# START OF RECORD LIST
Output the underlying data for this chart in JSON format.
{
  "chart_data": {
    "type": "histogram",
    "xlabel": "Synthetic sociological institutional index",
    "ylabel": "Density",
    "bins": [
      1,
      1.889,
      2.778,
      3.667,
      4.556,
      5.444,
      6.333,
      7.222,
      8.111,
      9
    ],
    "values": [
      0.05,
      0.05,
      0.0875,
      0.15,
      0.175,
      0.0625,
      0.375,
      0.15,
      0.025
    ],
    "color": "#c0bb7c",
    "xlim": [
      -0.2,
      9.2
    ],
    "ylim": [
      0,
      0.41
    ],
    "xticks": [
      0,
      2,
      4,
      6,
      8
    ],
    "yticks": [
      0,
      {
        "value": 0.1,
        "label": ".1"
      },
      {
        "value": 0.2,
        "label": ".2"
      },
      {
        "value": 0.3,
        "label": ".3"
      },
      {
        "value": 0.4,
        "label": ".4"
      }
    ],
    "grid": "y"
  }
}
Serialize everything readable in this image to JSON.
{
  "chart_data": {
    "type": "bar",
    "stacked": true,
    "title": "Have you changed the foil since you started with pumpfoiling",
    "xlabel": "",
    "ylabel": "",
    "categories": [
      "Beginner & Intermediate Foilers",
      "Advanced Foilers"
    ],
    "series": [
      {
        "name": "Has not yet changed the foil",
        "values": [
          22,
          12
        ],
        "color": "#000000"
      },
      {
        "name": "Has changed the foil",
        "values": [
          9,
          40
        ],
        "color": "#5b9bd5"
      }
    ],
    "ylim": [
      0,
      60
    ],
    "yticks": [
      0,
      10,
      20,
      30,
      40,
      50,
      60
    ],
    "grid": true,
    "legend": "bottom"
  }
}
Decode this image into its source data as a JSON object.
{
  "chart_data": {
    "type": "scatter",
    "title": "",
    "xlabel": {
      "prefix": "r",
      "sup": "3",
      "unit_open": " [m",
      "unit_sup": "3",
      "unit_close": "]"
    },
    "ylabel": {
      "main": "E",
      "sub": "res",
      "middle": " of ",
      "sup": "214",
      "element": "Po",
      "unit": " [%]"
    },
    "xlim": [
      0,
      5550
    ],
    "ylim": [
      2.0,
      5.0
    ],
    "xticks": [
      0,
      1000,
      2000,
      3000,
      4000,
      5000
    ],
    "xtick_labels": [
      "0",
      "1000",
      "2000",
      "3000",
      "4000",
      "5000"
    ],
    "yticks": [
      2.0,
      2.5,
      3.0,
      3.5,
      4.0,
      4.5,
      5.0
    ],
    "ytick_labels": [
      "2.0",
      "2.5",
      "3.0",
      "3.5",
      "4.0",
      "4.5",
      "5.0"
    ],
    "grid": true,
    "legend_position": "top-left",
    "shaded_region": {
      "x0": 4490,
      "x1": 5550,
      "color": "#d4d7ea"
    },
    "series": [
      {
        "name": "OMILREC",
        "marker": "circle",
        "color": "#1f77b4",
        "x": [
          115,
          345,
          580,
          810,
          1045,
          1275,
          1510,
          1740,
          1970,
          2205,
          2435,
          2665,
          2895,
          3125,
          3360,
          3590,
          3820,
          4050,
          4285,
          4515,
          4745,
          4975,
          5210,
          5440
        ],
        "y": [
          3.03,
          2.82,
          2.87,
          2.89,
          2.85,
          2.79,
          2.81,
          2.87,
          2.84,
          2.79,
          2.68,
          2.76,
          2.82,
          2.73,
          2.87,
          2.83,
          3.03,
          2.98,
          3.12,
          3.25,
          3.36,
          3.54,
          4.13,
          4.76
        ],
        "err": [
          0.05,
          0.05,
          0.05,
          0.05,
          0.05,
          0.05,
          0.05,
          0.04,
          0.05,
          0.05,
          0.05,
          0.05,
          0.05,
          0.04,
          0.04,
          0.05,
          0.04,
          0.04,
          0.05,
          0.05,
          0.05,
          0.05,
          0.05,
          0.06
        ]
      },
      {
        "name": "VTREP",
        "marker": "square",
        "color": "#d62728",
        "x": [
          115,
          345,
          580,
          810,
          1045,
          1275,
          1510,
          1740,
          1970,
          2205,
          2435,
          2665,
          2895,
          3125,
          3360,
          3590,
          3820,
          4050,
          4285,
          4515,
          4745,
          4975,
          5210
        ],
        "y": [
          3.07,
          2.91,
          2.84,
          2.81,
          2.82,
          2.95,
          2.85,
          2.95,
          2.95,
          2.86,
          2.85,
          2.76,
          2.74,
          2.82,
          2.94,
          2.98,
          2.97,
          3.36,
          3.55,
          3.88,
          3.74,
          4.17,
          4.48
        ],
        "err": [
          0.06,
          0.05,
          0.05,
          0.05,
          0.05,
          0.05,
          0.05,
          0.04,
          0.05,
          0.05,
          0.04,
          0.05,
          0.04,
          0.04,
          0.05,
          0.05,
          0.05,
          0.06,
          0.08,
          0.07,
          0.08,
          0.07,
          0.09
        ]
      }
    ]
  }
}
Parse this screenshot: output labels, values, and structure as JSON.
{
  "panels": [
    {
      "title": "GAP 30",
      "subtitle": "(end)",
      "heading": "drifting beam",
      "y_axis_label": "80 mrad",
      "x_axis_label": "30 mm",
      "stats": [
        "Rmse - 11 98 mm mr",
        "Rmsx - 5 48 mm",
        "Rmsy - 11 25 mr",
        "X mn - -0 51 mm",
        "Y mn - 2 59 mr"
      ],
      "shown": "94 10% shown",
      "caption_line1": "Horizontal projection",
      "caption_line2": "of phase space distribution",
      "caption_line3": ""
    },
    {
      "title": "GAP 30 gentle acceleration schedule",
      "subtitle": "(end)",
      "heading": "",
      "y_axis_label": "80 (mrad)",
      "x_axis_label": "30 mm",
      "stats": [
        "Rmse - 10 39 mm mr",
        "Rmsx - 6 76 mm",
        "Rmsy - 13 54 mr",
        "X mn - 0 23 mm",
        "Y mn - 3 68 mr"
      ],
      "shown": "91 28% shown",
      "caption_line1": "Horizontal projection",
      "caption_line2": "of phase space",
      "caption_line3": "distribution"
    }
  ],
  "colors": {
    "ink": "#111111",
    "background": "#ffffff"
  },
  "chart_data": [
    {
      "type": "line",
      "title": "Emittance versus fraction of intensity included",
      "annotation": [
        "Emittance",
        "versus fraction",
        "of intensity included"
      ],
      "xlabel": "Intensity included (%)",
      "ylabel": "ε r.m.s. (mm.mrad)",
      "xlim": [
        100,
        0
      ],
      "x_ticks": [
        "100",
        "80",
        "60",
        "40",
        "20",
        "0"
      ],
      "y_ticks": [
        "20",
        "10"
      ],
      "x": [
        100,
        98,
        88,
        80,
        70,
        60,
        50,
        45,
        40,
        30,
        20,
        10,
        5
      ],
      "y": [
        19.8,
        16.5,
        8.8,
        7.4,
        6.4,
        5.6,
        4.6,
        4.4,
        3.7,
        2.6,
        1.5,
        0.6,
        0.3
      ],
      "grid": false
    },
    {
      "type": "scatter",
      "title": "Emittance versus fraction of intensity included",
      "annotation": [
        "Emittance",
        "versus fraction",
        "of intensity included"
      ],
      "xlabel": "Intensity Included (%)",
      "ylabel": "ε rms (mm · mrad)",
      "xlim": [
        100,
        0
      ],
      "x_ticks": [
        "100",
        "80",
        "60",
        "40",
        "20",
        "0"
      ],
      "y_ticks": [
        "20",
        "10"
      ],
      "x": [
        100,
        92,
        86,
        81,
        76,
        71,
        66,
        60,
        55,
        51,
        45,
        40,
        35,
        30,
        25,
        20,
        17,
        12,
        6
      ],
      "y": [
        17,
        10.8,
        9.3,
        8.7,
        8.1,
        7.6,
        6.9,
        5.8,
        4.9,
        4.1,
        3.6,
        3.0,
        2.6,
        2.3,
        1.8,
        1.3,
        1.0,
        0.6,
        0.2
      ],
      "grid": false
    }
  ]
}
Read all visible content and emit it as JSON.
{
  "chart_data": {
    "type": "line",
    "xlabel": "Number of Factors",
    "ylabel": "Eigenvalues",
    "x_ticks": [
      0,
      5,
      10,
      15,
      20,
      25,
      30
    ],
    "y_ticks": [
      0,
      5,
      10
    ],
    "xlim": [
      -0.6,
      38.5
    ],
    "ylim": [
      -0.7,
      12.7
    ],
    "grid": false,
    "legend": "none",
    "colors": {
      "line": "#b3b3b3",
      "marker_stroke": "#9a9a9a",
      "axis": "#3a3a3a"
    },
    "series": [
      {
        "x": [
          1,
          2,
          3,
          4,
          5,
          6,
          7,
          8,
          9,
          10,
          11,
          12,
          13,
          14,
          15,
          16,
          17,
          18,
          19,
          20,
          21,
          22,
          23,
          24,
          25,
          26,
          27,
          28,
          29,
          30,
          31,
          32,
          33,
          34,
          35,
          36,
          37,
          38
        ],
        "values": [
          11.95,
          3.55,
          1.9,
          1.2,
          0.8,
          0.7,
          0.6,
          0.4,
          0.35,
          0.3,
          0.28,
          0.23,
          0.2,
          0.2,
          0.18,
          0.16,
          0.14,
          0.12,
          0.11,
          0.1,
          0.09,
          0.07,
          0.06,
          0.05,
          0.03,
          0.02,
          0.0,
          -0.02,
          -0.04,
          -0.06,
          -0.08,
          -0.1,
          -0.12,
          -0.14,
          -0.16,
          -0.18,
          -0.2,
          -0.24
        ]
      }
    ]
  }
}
# END OF RECORD LIST
**SET PROBLEM**. Print exactly the lines above, starting at the line that contains "Read all visible content and emit it as JSON." and ending with the last line of the records, both included.

**ANSWER IN FULL**.
Read all visible content and emit it as JSON.
{
  "chart_data": {
    "type": "line",
    "xlabel": "Number of Factors",
    "ylabel": "Eigenvalues",
    "x_ticks": [
      0,
      5,
      10,
      15,
      20,
      25,
      30
    ],
    "y_ticks": [
      0,
      5,
      10
    ],
    "xlim": [
      -0.6,
      38.5
    ],
    "ylim": [
      -0.7,
      12.7
    ],
    "grid": false,
    "legend": "none",
    "colors": {
      "line": "#b3b3b3",
      "marker_stroke": "#9a9a9a",
      "axis": "#3a3a3a"
    },
    "series": [
      {
        "x": [
          1,
          2,
          3,
          4,
          5,
          6,
          7,
          8,
          9,
          10,
          11,
          12,
          13,
          14,
          15,
          16,
          17,
          18,
          19,
          20,
          21,
          22,
          23,
          24,
          25,
          26,
          27,
          28,
          29,
          30,
          31,
          32,
          33,
          34,
          35,
          36,
          37,
          38
        ],
        "values": [
          11.95,
          3.55,
          1.9,
          1.2,
          0.8,
          0.7,
          0.6,
          0.4,
          0.35,
          0.3,
          0.28,
          0.23,
          0.2,
          0.2,
          0.18,
          0.16,
          0.14,
          0.12,
          0.11,
          0.1,
          0.09,
          0.07,
          0.06,
          0.05,
          0.03,
          0.02,
          0.0,
          -0.02,
          -0.04,
          -0.06,
          -0.08,
          -0.1,
          -0.12,
          -0.14,
          -0.16,
          -0.18,
          -0.2,
          -0.24
        ]
      }
    ]
  }
}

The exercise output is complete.